> _Rows_

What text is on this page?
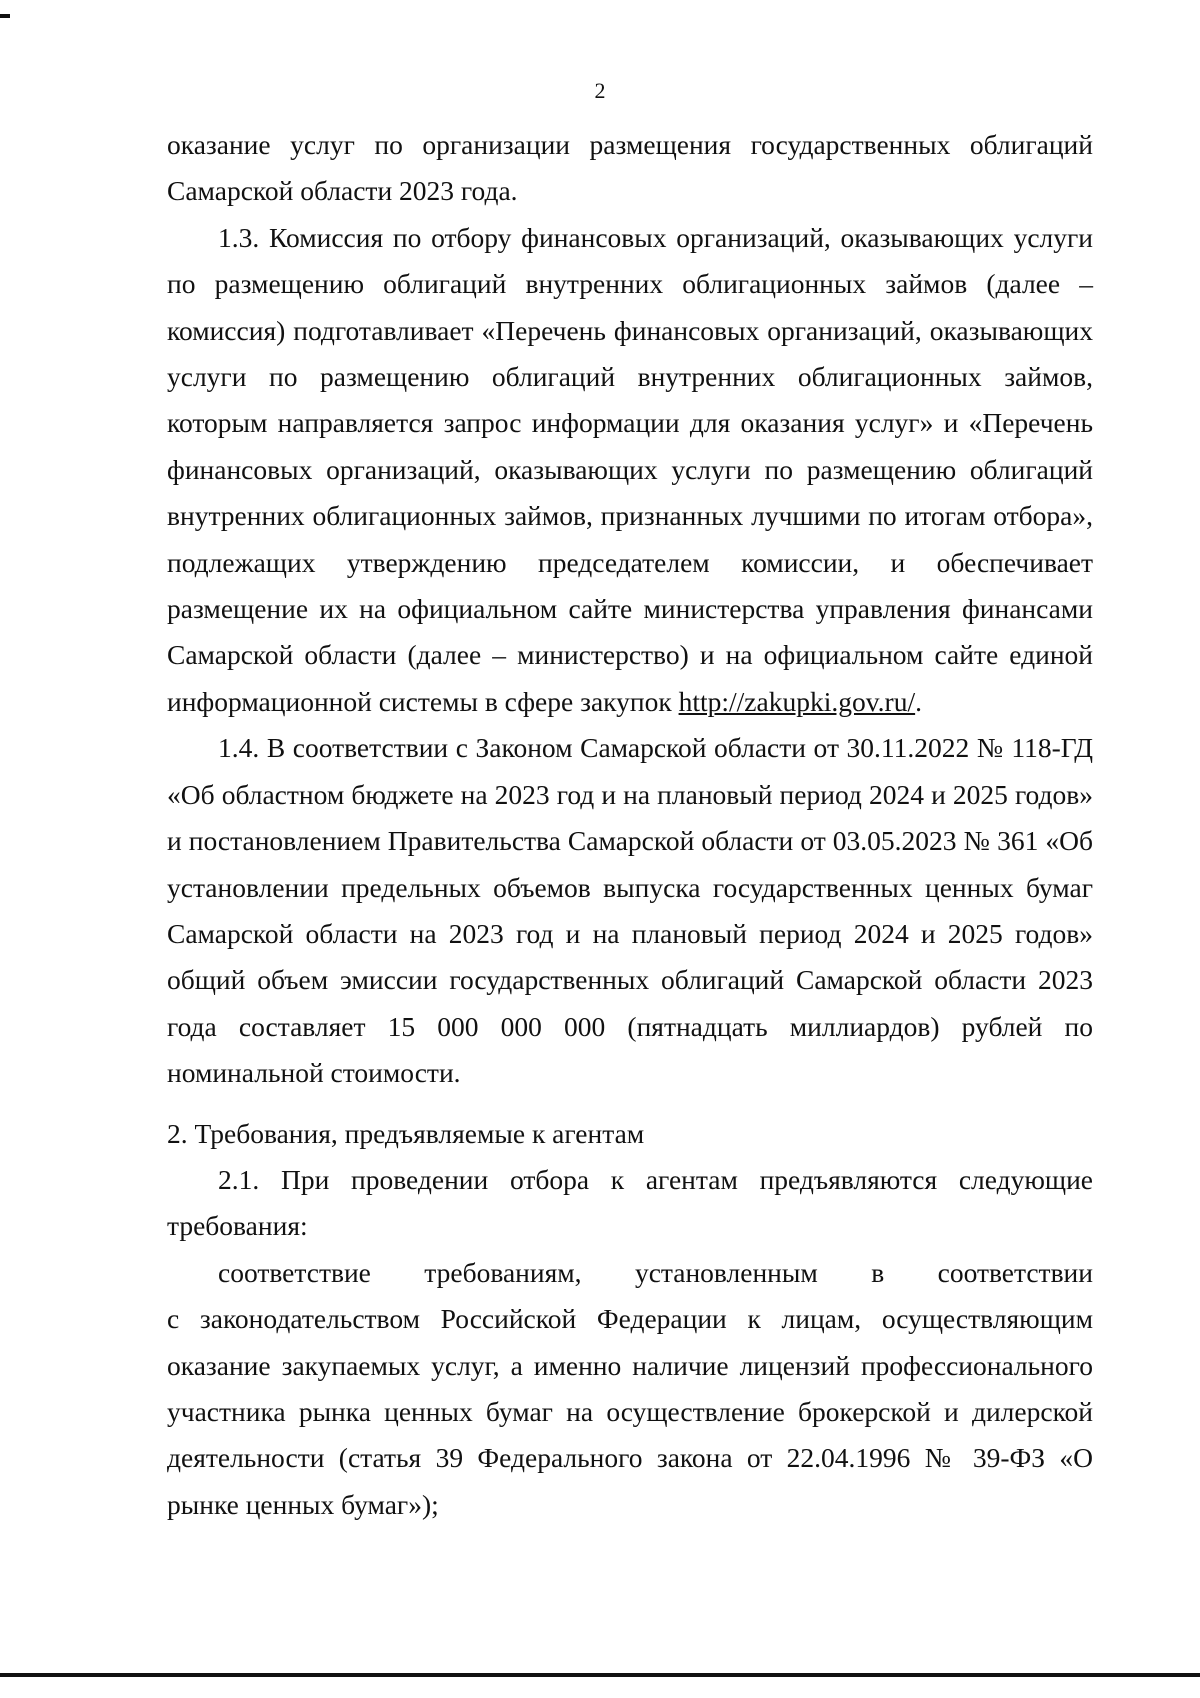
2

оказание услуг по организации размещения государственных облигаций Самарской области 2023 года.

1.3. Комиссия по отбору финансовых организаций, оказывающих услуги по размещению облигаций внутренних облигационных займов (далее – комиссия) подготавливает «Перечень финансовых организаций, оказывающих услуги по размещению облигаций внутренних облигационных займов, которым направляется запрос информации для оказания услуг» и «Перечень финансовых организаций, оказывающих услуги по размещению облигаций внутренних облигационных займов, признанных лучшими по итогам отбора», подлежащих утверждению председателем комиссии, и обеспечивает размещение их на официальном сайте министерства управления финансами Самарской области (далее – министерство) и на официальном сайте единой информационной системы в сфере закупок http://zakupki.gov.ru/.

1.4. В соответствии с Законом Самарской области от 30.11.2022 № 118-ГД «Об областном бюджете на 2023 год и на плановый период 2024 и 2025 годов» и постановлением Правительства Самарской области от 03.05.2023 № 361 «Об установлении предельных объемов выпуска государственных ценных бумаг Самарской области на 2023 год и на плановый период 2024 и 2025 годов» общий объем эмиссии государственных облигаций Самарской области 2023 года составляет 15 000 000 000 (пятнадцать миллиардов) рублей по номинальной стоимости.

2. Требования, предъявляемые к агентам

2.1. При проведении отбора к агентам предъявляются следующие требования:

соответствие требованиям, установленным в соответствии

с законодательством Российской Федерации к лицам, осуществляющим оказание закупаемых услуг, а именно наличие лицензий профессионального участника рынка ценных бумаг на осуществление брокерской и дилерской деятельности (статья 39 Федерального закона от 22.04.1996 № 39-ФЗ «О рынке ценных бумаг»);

--

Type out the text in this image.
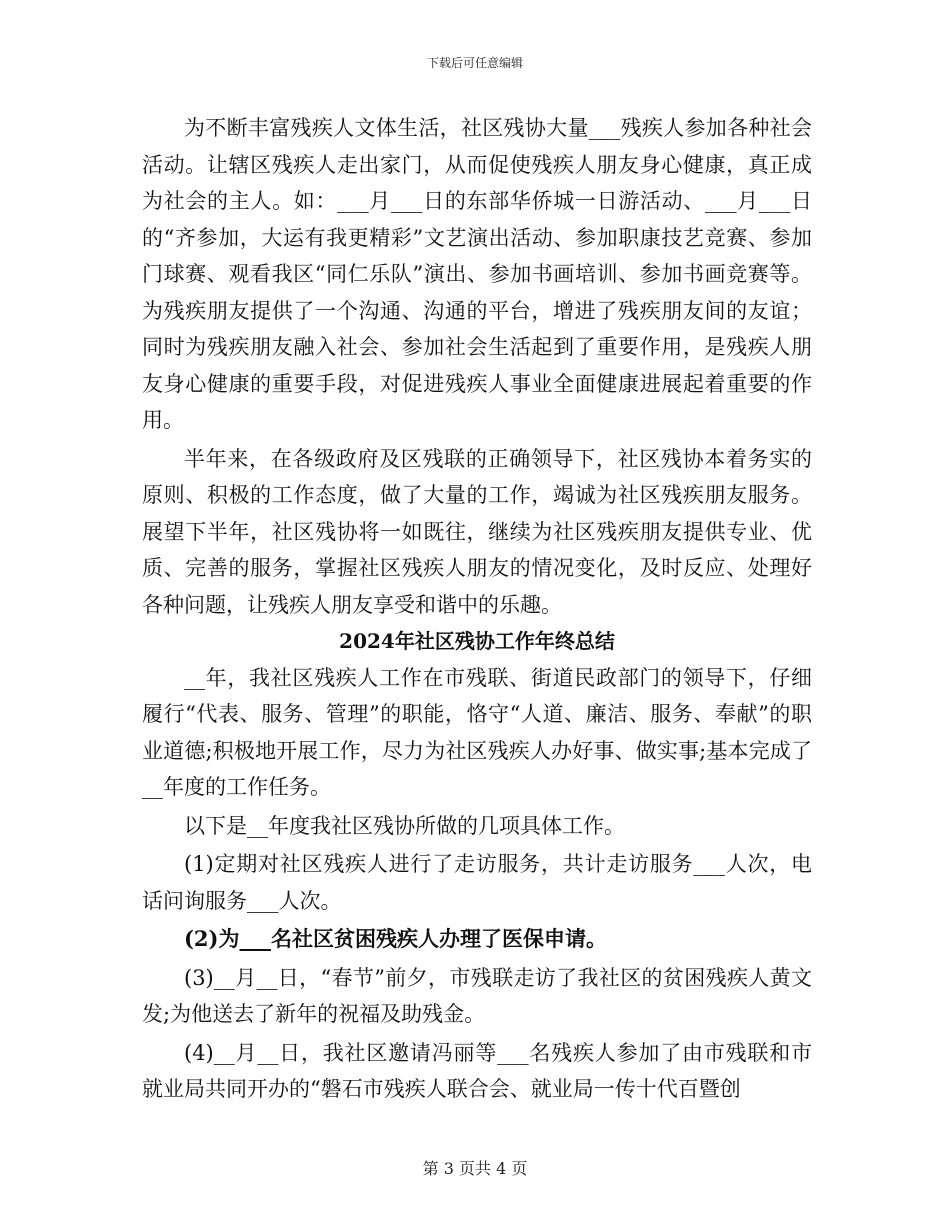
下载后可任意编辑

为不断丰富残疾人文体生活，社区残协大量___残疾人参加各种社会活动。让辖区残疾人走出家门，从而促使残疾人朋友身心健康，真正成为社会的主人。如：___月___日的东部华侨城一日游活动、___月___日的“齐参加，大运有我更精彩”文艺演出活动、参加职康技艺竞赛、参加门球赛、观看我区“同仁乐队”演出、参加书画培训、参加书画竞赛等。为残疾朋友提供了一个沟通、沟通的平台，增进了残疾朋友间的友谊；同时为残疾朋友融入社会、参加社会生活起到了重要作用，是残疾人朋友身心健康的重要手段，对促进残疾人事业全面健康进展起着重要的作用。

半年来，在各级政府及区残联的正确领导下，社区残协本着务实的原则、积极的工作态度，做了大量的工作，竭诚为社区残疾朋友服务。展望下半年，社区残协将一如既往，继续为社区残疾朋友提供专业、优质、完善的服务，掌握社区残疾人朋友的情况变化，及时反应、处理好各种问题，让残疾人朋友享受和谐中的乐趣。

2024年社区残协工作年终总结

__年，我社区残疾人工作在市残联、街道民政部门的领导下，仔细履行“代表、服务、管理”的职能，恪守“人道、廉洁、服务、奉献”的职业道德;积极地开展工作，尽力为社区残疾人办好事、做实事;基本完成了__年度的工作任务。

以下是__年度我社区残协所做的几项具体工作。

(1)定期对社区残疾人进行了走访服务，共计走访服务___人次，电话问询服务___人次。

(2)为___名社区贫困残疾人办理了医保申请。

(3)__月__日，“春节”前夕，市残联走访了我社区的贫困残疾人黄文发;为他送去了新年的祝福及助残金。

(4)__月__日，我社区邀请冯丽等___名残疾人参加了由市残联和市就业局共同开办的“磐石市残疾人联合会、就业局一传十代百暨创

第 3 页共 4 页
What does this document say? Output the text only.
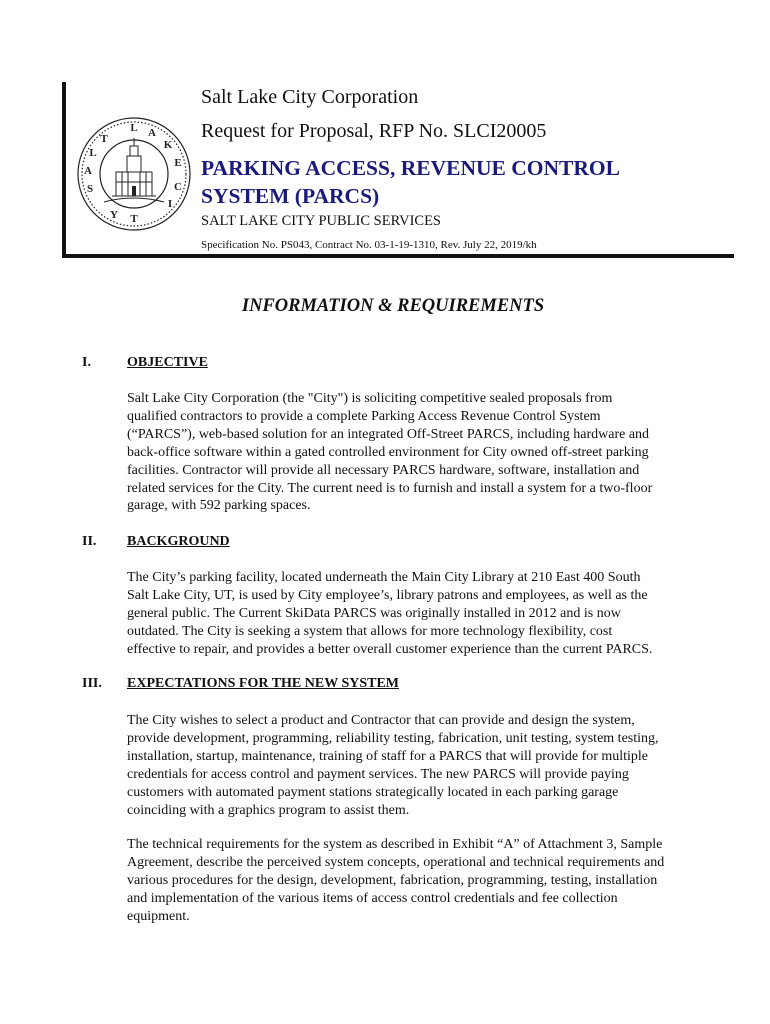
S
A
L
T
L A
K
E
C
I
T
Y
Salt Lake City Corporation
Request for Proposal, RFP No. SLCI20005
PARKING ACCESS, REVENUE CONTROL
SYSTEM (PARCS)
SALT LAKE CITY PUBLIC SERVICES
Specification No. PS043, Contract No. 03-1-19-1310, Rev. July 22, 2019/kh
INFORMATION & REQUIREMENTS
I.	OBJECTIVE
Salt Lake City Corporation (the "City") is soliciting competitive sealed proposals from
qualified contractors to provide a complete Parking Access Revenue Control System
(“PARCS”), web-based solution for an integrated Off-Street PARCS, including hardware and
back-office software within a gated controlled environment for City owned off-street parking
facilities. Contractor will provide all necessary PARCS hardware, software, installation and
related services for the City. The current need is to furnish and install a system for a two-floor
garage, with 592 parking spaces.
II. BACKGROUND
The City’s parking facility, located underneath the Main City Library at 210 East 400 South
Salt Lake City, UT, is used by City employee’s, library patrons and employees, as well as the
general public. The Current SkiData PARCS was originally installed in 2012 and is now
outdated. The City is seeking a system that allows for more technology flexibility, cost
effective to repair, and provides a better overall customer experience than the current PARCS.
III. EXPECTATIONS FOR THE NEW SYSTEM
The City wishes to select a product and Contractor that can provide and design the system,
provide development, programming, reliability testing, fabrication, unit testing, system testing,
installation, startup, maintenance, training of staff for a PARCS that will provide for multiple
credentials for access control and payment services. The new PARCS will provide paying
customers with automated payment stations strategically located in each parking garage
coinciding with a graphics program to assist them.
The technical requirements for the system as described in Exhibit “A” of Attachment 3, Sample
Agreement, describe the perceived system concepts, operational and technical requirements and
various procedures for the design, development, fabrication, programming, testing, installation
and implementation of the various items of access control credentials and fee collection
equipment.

* * *

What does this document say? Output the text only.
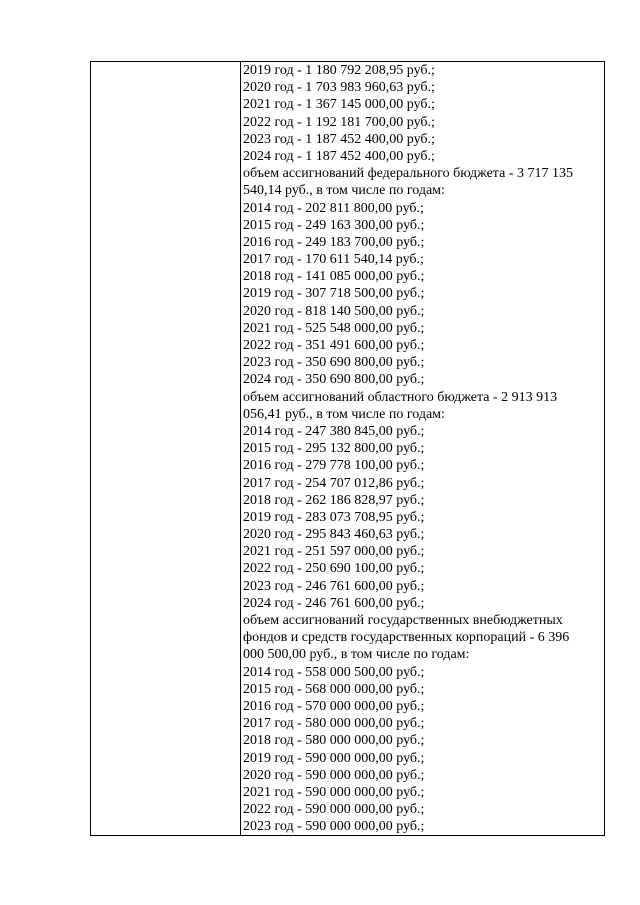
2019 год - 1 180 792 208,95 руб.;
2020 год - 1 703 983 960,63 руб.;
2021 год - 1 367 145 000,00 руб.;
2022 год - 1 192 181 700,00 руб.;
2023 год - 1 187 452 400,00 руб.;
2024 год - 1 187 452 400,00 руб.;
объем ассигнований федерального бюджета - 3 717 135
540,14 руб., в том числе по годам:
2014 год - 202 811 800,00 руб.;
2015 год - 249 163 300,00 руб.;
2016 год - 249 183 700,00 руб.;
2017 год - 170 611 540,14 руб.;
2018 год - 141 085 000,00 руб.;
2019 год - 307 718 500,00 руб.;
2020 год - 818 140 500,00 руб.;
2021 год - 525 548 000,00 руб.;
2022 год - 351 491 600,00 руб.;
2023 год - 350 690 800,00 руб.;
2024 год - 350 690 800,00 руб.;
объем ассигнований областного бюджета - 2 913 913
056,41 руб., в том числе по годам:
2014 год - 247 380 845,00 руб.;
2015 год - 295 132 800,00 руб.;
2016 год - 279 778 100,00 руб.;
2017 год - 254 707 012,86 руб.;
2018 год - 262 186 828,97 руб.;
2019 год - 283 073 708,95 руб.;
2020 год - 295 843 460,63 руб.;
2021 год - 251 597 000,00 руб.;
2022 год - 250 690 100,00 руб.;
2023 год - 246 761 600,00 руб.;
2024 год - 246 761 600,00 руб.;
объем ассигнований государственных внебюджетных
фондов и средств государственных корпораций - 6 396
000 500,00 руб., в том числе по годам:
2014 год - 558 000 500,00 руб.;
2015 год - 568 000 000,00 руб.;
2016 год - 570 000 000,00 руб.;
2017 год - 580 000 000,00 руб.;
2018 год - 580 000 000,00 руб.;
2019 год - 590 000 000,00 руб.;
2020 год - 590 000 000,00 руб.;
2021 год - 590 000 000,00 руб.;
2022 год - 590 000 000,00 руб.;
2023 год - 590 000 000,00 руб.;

> _Exercise aim_
Extract all lines of the records above that include "соответствии".

> _Task solution_
1.4. В соответствии с Законом Самарской области от 30.11.2022 № 118-ГД «Об областном бюджете на 2023 год и на плановый период 2024 и 2025 годов» и постановлением Правительства Самарской области от 03.05.2023 № 361 «Об установлении предельных объемов выпуска государственных ценных бумаг Самарской области на 2023 год и на плановый период 2024 и 2025 годов» общий объем эмиссии государственных облигаций Самарской области 2023 года составляет 15 000 000 000 (пятнадцать миллиардов) рублей по номинальной стоимости.
соответствие требованиям, установленным в соответствии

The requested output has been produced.